▶ [WHAT IS ASKED] Report the count of lines where the string "shield" appears, and nothing else.

Start of MATERIAL SUPPLIED

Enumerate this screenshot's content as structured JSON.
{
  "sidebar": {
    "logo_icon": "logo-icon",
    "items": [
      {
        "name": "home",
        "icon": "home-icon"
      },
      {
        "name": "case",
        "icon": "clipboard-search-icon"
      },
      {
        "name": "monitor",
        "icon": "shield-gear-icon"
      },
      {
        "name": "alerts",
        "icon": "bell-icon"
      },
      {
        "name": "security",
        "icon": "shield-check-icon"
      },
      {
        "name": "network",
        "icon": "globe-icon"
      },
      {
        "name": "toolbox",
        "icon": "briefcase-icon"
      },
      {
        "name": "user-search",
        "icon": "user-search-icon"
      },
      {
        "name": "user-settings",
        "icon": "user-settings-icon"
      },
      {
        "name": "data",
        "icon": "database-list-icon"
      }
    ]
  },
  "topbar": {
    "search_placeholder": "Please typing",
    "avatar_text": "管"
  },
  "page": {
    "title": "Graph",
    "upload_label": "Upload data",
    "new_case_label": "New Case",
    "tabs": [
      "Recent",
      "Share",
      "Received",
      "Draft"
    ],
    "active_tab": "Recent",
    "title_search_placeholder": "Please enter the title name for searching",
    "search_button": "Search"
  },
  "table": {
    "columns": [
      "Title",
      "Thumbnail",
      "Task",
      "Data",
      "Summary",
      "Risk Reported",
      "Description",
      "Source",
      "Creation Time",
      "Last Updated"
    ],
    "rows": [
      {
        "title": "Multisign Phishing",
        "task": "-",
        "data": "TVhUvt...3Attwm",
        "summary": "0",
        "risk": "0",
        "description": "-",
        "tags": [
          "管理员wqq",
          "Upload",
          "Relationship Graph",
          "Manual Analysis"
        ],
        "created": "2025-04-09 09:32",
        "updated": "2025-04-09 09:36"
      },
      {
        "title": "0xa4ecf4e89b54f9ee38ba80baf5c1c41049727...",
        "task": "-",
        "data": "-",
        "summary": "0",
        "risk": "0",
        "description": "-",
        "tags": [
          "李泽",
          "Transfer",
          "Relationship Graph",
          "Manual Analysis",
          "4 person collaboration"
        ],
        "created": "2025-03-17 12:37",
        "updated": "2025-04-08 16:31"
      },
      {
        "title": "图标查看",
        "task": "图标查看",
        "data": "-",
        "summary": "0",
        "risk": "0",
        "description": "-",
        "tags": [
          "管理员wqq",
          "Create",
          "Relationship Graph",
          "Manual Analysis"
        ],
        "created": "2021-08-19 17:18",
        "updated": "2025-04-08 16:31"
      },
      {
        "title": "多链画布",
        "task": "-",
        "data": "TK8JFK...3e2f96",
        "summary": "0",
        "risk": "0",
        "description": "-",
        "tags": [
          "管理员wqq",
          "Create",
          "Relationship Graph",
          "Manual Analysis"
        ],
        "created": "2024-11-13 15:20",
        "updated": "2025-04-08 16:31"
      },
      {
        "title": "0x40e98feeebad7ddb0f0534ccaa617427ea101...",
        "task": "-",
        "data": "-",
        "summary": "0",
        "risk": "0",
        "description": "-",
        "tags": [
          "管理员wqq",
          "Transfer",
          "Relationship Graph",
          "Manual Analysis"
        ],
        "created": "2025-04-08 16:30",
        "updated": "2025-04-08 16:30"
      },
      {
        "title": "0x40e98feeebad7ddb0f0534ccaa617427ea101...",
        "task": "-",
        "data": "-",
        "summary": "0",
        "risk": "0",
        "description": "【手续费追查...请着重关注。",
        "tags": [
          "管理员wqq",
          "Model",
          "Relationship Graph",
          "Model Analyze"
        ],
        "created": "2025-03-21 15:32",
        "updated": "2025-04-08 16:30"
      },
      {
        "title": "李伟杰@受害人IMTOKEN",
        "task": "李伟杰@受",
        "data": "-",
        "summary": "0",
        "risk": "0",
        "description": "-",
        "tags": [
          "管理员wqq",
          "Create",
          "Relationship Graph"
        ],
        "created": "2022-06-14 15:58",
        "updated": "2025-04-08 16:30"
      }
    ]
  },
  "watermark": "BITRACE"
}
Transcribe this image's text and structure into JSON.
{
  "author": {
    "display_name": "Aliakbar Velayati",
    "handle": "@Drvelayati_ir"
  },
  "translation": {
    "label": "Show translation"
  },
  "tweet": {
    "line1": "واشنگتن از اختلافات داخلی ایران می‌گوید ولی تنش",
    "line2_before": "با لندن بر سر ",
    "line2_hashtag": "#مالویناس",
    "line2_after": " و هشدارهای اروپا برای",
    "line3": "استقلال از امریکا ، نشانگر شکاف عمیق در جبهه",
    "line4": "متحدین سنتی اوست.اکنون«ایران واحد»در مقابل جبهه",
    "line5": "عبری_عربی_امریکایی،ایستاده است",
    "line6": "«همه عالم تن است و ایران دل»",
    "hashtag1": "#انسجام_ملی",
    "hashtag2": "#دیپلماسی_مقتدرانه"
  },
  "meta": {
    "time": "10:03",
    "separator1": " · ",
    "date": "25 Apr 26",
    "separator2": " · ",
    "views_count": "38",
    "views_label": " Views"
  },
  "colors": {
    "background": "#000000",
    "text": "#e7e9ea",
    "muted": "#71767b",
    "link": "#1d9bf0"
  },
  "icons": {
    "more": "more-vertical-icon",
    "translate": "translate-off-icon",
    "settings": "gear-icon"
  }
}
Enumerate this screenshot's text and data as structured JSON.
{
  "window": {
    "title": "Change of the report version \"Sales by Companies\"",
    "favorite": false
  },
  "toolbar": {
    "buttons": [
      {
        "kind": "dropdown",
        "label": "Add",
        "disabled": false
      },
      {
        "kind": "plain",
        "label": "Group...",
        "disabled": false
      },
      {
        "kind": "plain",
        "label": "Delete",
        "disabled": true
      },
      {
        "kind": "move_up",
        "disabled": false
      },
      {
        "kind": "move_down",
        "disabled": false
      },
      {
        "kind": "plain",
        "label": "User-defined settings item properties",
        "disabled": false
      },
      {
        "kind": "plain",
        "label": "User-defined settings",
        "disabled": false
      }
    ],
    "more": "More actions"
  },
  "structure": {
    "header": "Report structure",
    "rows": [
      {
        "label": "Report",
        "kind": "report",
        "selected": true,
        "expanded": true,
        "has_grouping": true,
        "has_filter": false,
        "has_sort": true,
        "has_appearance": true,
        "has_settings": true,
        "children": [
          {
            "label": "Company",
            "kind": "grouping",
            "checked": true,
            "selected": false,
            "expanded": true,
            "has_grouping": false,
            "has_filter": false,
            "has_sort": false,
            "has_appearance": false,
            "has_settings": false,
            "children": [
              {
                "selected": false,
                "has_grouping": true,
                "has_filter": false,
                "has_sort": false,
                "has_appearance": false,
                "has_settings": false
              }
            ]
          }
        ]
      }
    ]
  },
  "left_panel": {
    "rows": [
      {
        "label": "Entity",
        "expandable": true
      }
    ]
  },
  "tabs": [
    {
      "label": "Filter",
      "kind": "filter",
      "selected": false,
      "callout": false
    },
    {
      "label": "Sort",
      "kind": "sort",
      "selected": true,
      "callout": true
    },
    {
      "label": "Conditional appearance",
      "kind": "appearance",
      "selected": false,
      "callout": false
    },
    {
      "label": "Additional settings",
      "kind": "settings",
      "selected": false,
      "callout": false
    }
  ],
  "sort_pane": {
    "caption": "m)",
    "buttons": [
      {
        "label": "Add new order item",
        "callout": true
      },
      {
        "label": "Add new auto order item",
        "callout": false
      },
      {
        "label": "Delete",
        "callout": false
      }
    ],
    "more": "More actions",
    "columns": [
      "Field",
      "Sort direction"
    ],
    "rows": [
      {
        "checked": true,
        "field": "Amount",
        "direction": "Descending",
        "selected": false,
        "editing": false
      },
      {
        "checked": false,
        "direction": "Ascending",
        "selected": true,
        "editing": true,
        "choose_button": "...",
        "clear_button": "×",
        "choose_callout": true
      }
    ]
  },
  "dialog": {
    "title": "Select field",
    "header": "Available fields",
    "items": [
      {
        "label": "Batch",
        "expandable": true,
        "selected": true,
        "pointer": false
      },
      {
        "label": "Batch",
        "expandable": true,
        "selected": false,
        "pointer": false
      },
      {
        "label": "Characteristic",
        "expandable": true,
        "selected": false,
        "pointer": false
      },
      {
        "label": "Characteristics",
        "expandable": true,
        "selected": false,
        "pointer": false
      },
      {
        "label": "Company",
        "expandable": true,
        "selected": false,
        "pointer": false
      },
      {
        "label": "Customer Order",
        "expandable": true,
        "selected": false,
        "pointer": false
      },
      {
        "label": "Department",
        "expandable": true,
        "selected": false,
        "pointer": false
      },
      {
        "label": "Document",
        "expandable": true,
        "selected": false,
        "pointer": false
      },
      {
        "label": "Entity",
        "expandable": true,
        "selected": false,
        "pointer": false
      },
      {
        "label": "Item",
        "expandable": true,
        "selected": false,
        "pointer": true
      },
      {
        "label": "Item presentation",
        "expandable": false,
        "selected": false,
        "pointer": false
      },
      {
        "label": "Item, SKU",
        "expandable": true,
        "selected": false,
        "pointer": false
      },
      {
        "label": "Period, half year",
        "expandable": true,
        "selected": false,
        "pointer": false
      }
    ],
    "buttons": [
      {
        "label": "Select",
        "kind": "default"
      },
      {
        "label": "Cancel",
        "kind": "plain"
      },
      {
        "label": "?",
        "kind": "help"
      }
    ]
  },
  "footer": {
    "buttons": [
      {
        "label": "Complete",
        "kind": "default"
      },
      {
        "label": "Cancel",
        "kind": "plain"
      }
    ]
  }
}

End of MATERIAL SUPPLIED

▶ [EXERCISE RESPONSE] 2